* _THE PROBLEM_: Reproduce all entries word for word.

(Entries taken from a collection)
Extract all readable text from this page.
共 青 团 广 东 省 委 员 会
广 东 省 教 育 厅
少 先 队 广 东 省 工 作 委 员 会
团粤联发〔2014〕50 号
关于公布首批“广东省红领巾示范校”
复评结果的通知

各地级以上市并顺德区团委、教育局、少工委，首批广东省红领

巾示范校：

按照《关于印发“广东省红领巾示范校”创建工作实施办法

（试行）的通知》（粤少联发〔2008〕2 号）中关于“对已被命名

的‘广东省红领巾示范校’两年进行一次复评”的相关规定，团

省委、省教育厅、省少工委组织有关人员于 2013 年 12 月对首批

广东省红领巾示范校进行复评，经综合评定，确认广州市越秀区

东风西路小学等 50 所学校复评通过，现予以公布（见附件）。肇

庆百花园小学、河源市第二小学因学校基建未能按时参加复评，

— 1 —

* _WRITTEN SOLUTION_:
Extract all readable text from this page.
共 青 团 广 东 省 委 员 会
广 东 省 教 育 厅
少 先 队 广 东 省 工 作 委 员 会
团粤联发〔2014〕50 号
关于公布首批“广东省红领巾示范校”
复评结果的通知

各地级以上市并顺德区团委、教育局、少工委，首批广东省红领

巾示范校：

按照《关于印发“广东省红领巾示范校”创建工作实施办法

（试行）的通知》（粤少联发〔2008〕2 号）中关于“对已被命名

的‘广东省红领巾示范校’两年进行一次复评”的相关规定，团

省委、省教育厅、省少工委组织有关人员于 2013 年 12 月对首批

广东省红领巾示范校进行复评，经综合评定，确认广州市越秀区

东风西路小学等 50 所学校复评通过，现予以公布（见附件）。肇

庆百花园小学、河源市第二小学因学校基建未能按时参加复评，

— 1 —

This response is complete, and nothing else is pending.